> **EXERCISE DETAILS**
Identify all lines in the data containing the string "chevron". Copy them out.

Dataset excerpt
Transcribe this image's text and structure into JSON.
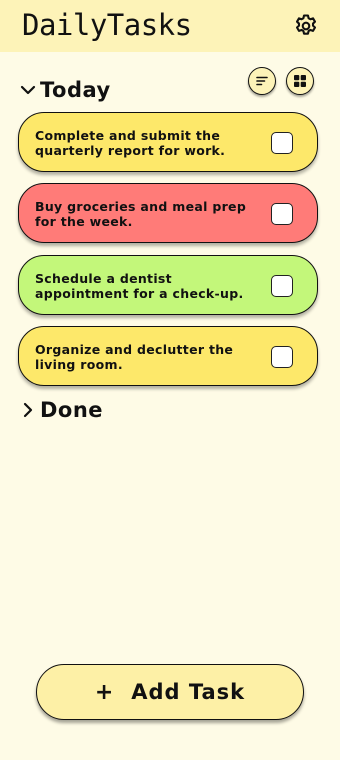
{
  "app": {
    "title": "DailyTasks"
  },
  "sections": {
    "today": {
      "label": "Today"
    },
    "done": {
      "label": "Done"
    }
  },
  "tasks": [
    {
      "text": "Complete and submit the quarterly report for work.",
      "color": "#fde86a",
      "checked": false
    },
    {
      "text": "Buy groceries and meal prep for the week.",
      "color": "#ff7b78",
      "checked": false
    },
    {
      "text": "Schedule a dentist appointment for a check-up.",
      "color": "#c3f77a",
      "checked": false
    },
    {
      "text": "Organize and declutter the living room.",
      "color": "#fde86a",
      "checked": false
    }
  ],
  "add_button": {
    "label": "Add Task"
  },
  "icons": {
    "settings": "gear-icon",
    "sort": "sort-icon",
    "view": "grid-view-icon",
    "expand_today": "chevron-down-icon",
    "expand_done": "chevron-right-icon",
    "add": "plus-icon"
  }
}
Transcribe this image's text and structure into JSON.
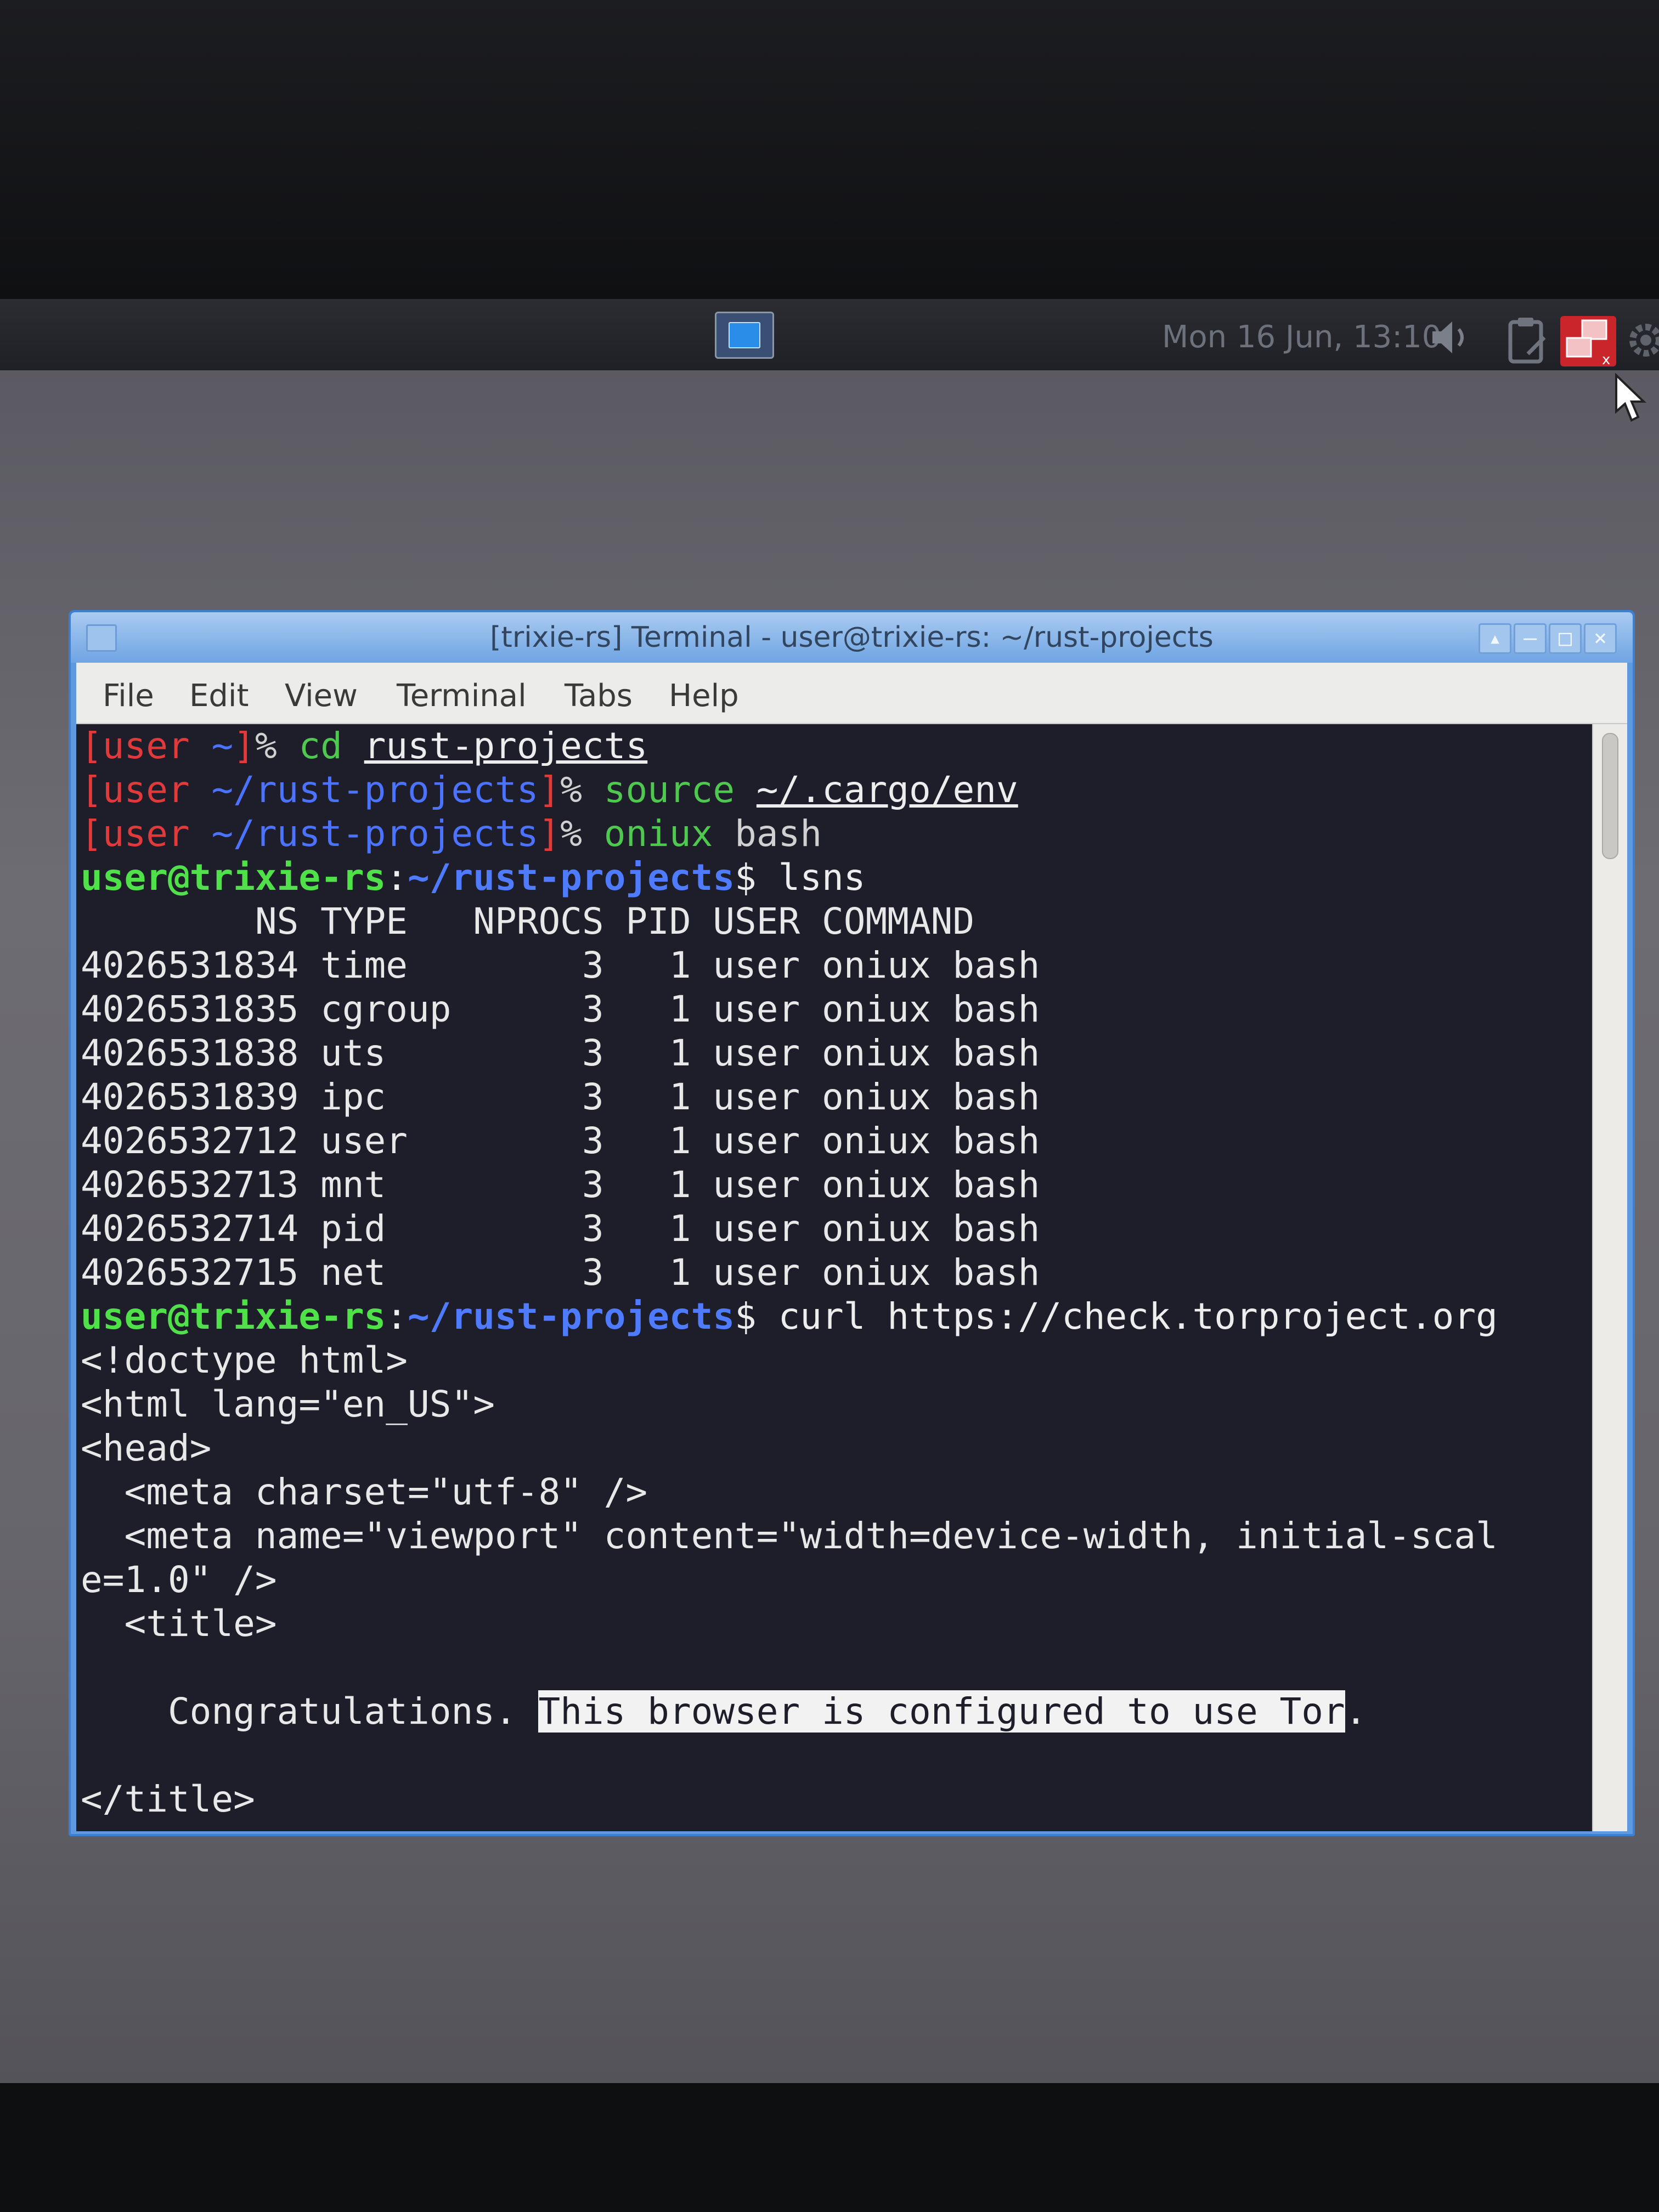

> **RESULT BELOW**
    "expand_today": "chevron-down-icon",
    "expand_done": "chevron-right-icon",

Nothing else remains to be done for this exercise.